> _TO BE DONE_
Extract every line of the material below and reproduce it faithfully.

Records excerpted from a collection
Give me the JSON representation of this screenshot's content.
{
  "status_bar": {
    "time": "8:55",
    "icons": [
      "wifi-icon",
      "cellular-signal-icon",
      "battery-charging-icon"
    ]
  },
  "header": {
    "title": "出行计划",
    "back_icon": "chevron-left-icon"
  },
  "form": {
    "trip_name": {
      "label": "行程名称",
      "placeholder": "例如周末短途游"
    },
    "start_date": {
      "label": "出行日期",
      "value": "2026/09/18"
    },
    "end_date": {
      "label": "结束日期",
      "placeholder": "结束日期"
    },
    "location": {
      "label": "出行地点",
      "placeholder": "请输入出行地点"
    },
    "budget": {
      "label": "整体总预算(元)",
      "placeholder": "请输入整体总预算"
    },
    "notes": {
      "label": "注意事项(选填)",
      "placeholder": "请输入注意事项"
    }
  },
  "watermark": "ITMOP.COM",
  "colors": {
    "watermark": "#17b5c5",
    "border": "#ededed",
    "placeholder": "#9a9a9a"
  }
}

> _REPLY TO THE TASK_
Give me the JSON representation of this screenshot's content.
{
  "status_bar": {
    "time": "8:55",
    "icons": [
      "wifi-icon",
      "cellular-signal-icon",
      "battery-charging-icon"
    ]
  },
  "header": {
    "title": "出行计划",
    "back_icon": "chevron-left-icon"
  },
  "form": {
    "trip_name": {
      "label": "行程名称",
      "placeholder": "例如周末短途游"
    },
    "start_date": {
      "label": "出行日期",
      "value": "2026/09/18"
    },
    "end_date": {
      "label": "结束日期",
      "placeholder": "结束日期"
    },
    "location": {
      "label": "出行地点",
      "placeholder": "请输入出行地点"
    },
    "budget": {
      "label": "整体总预算(元)",
      "placeholder": "请输入整体总预算"
    },
    "notes": {
      "label": "注意事项(选填)",
      "placeholder": "请输入注意事项"
    }
  },
  "watermark": "ITMOP.COM",
  "colors": {
    "watermark": "#17b5c5",
    "border": "#ededed",
    "placeholder": "#9a9a9a"
  }
}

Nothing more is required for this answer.